Description of the task: From the entries below, count every line that contains the word "FOCUS". Please give the number and nothing else.

___ Task material

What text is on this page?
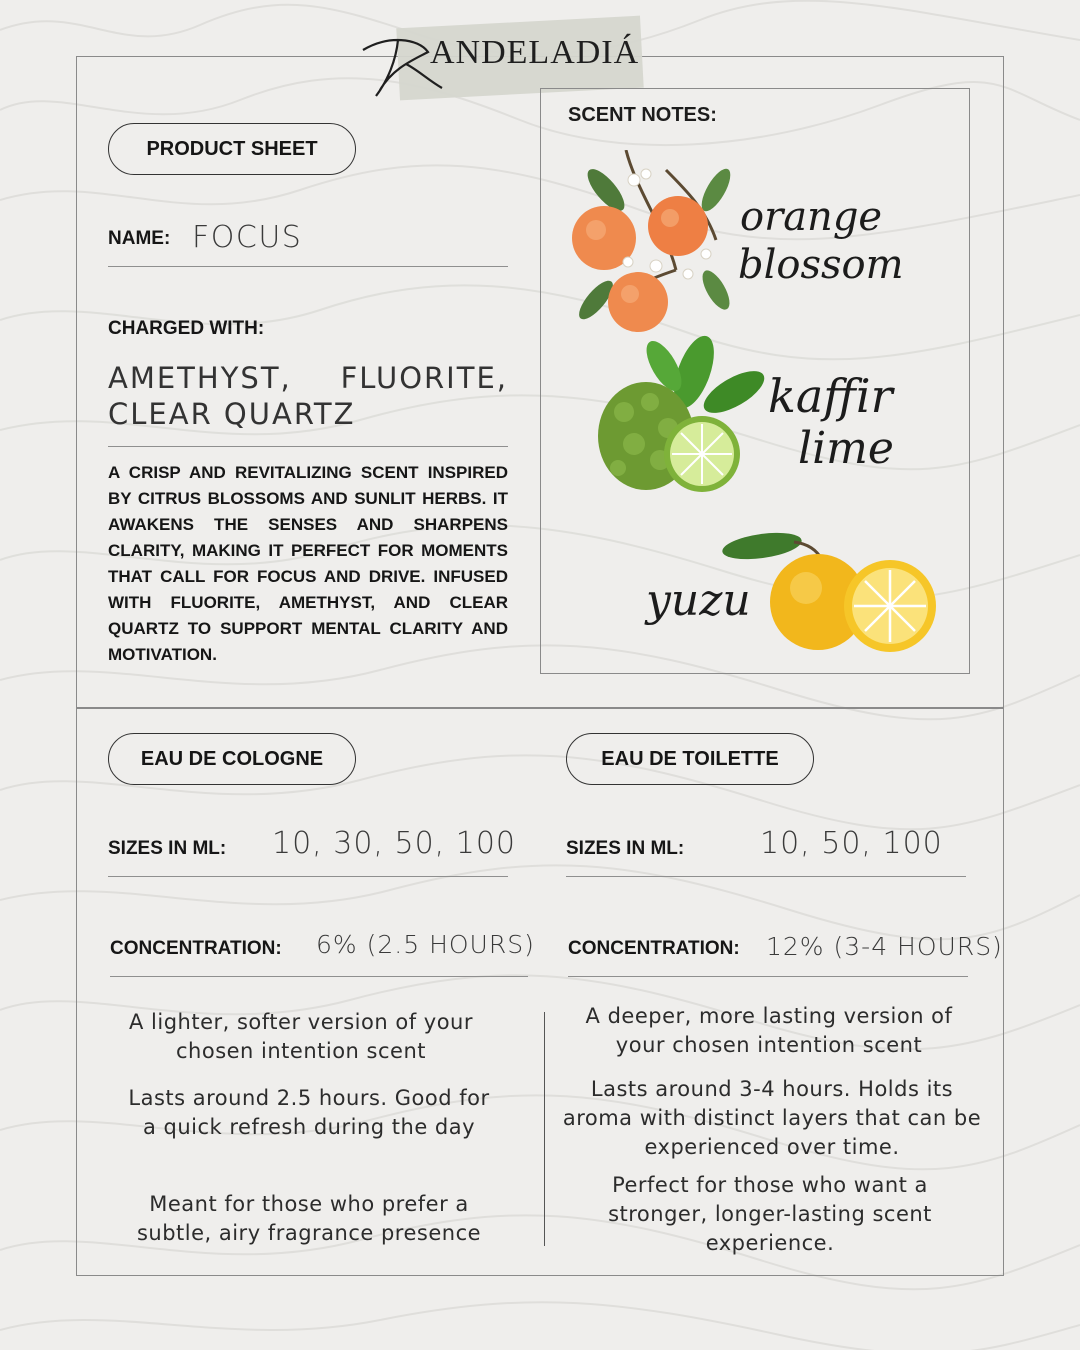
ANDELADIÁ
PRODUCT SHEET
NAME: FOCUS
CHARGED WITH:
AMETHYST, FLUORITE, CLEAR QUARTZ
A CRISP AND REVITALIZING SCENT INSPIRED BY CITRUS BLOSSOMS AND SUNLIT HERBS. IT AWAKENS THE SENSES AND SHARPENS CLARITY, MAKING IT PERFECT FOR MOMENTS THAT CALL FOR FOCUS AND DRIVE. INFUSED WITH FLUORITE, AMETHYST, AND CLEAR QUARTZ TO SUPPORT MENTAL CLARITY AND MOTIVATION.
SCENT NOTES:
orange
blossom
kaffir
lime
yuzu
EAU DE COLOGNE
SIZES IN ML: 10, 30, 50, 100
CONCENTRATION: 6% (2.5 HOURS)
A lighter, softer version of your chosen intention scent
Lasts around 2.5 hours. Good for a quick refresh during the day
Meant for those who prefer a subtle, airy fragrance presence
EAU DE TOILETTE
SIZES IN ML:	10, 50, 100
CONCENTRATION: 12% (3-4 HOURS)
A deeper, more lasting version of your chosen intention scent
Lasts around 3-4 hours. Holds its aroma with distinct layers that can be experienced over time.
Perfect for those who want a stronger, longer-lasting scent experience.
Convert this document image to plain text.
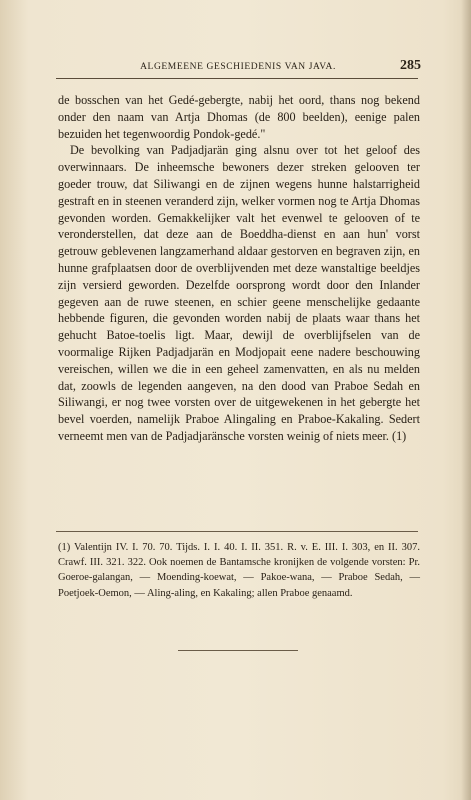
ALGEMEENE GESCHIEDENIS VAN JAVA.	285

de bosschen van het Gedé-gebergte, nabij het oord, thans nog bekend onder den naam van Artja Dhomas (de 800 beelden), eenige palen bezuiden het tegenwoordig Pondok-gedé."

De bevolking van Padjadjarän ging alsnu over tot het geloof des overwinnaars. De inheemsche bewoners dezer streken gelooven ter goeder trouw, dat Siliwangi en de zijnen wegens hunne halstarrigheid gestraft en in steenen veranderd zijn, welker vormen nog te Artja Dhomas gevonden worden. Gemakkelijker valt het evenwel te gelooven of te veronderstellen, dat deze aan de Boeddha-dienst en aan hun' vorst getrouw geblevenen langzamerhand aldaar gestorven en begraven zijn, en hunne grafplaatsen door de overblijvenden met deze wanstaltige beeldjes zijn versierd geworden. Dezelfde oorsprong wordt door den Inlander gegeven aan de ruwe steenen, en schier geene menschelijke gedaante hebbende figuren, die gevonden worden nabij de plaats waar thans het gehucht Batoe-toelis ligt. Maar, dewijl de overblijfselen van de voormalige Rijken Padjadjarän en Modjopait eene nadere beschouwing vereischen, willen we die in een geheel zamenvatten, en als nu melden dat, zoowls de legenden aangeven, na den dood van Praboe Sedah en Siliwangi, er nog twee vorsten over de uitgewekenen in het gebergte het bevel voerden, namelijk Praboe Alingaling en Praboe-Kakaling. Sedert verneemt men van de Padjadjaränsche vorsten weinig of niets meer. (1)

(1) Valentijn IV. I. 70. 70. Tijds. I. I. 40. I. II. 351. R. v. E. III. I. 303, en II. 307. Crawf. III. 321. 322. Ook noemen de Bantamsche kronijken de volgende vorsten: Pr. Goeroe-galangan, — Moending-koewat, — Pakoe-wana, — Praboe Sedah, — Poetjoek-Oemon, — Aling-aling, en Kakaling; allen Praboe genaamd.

______

Task answer: 2